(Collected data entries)
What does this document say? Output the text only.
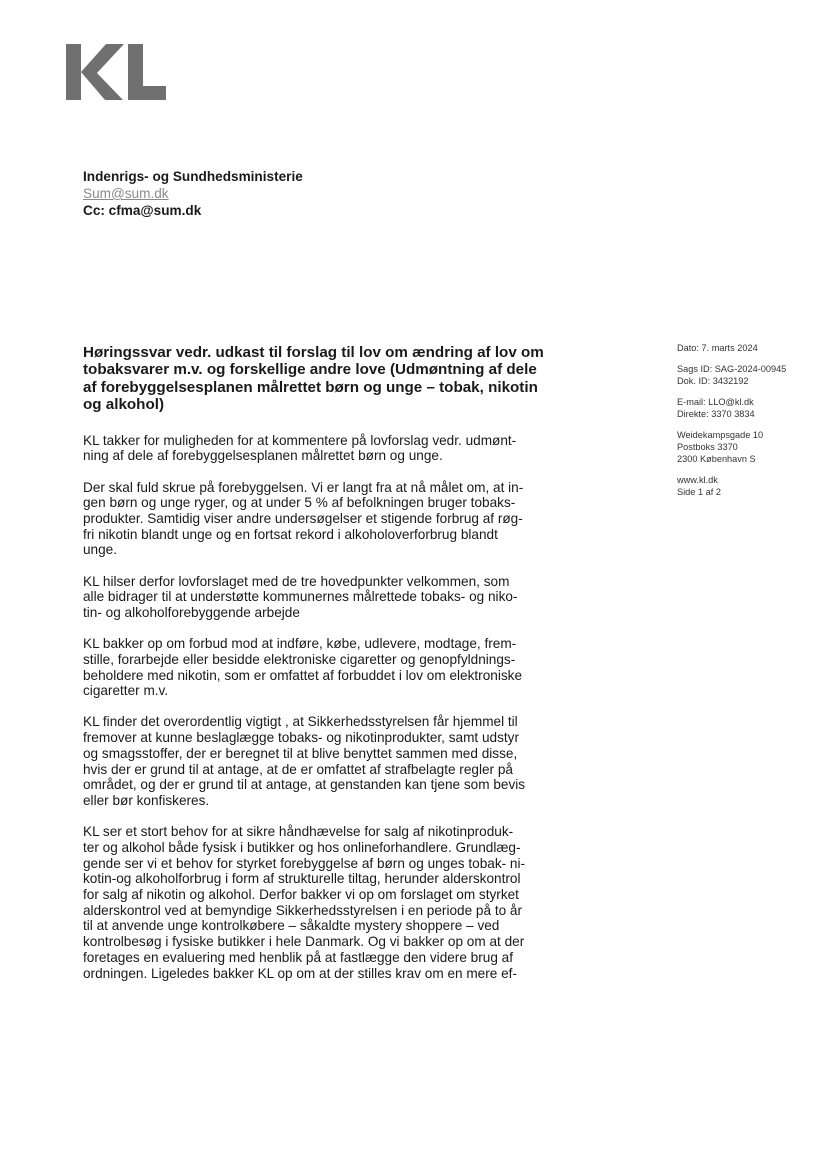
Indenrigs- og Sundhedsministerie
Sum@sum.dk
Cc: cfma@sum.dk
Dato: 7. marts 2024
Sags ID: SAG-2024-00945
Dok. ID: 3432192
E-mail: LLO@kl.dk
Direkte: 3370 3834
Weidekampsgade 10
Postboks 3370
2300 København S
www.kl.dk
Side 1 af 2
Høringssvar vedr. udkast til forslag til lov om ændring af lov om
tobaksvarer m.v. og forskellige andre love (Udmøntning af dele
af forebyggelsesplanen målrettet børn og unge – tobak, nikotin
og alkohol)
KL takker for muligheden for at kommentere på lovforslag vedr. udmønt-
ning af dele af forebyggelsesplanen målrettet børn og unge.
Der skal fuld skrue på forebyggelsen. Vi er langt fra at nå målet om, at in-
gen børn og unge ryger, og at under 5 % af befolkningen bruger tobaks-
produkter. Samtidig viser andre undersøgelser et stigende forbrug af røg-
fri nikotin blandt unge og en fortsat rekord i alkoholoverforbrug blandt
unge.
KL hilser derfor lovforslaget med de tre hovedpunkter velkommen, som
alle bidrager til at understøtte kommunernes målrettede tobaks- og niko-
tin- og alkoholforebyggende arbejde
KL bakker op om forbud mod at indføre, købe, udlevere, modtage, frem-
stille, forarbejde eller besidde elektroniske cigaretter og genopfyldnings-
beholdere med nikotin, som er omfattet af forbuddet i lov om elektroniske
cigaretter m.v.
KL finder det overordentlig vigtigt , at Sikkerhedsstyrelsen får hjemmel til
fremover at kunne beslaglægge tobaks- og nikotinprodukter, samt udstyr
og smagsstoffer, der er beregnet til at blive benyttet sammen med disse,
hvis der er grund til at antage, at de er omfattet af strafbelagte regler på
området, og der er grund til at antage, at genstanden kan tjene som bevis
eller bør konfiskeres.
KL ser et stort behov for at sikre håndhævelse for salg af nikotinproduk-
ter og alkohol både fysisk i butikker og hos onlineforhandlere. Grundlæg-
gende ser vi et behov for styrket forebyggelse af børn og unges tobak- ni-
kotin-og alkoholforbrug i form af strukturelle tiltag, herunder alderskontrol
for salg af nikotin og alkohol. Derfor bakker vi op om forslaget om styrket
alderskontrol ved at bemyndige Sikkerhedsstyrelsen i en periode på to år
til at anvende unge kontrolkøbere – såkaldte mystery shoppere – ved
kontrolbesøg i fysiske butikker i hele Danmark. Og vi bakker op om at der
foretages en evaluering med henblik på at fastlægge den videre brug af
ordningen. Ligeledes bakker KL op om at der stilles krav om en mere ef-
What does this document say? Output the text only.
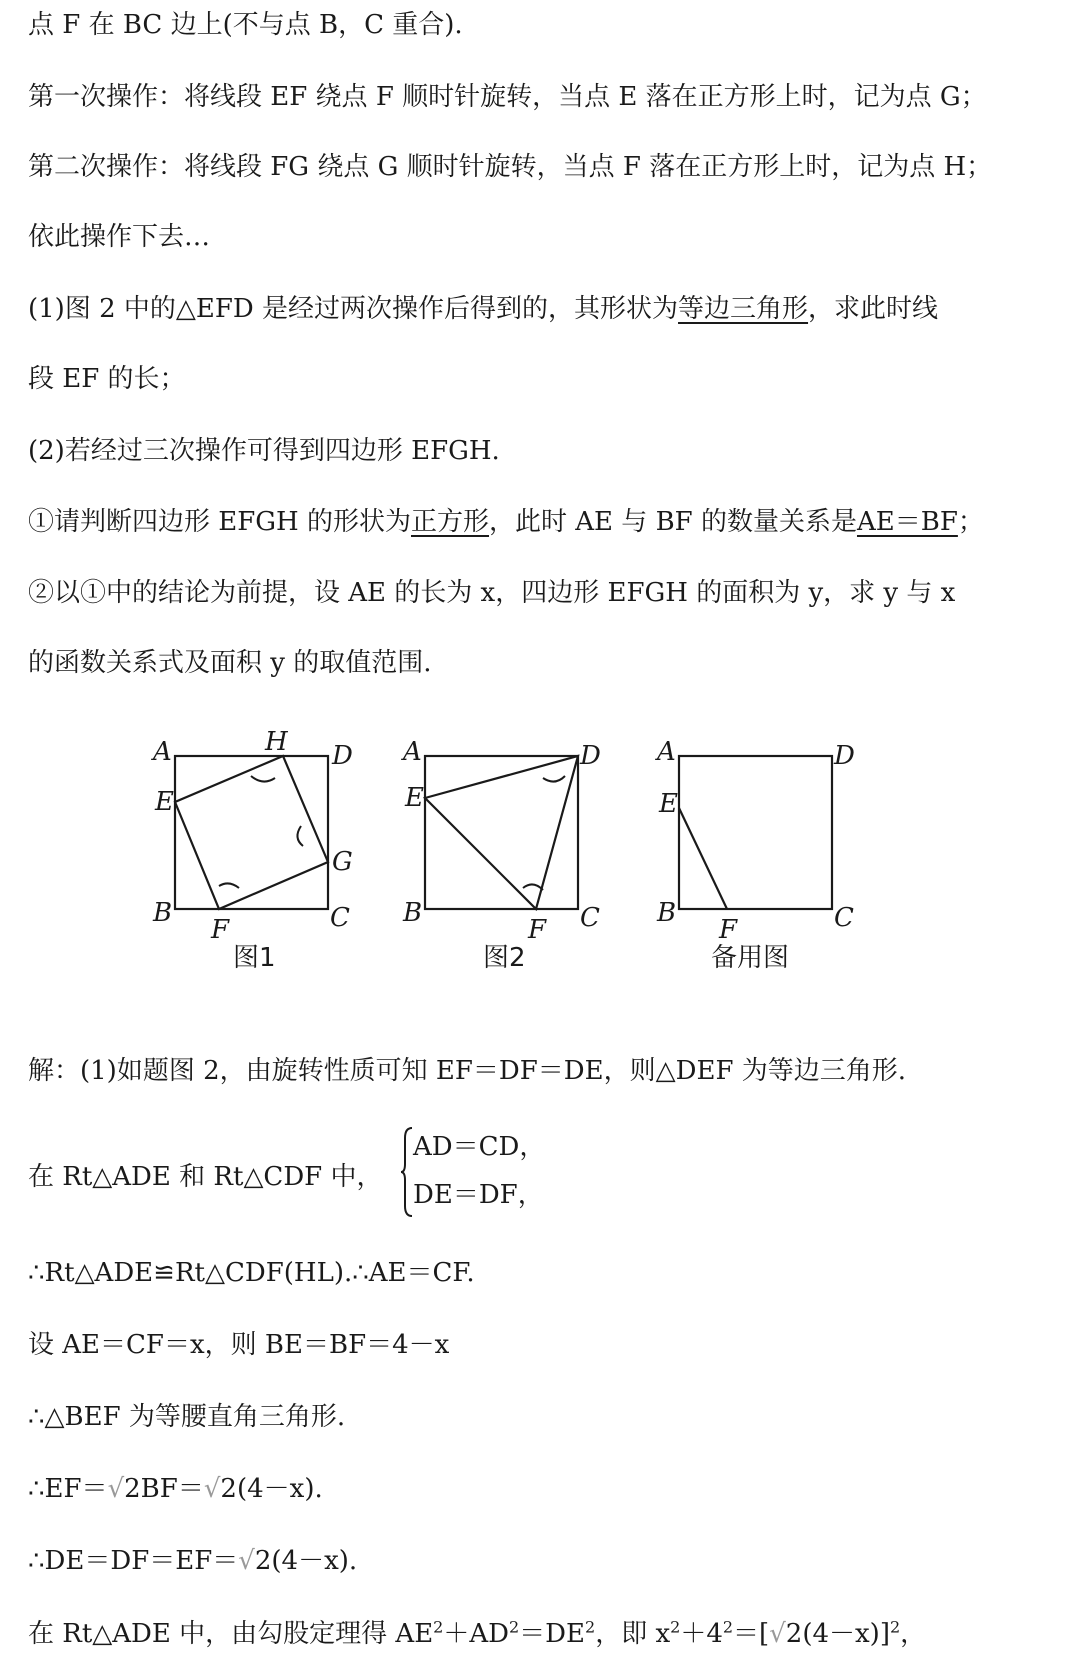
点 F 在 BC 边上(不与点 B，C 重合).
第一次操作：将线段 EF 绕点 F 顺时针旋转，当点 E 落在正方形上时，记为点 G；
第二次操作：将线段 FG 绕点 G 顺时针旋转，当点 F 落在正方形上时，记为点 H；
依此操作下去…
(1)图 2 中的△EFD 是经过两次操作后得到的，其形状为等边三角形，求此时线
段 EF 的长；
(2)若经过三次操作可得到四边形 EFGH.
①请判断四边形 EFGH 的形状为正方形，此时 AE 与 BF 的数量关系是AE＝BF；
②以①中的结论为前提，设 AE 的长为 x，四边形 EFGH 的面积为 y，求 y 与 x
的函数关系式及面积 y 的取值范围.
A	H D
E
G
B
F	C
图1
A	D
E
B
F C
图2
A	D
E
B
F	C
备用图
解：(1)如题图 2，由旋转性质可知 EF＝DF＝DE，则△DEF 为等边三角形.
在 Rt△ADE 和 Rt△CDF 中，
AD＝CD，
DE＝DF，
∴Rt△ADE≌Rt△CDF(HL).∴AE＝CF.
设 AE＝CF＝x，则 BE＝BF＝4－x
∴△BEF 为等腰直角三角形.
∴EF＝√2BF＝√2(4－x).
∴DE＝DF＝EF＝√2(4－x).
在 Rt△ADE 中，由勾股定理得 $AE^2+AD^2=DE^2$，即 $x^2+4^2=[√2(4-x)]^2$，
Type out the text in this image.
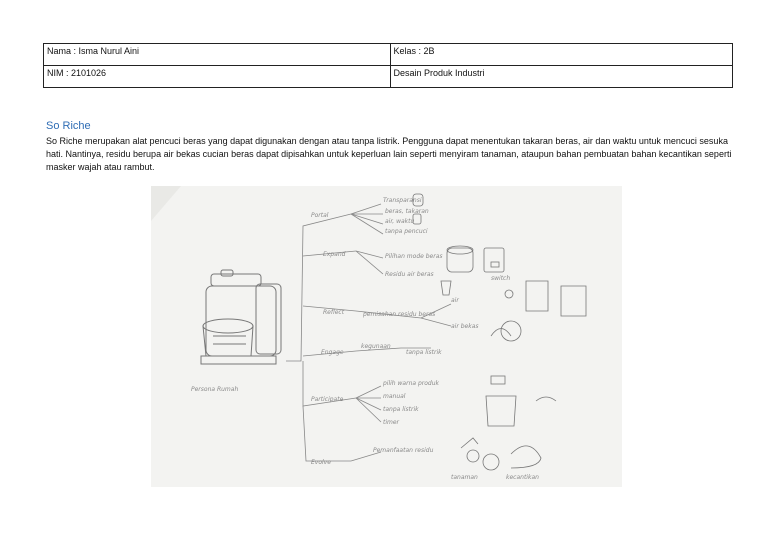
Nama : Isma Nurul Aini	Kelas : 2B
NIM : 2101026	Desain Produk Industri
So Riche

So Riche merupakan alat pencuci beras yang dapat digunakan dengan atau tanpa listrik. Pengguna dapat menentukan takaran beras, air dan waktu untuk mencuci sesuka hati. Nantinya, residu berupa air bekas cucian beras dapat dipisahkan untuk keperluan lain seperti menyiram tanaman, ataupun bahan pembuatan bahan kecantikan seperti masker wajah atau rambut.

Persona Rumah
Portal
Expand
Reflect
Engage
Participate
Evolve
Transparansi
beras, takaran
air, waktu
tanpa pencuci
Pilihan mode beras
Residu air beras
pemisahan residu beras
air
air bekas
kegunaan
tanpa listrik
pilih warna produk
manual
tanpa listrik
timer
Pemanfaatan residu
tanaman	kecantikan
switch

*GIVEN TASK*. Copy every line in the listing above where the string "salg" turns up.

*RESULT*.
KL ser et stort behov for at sikre håndhævelse for salg af nikotinproduk-
for salg af nikotin og alkohol. Derfor bakker vi op om forslaget om styrket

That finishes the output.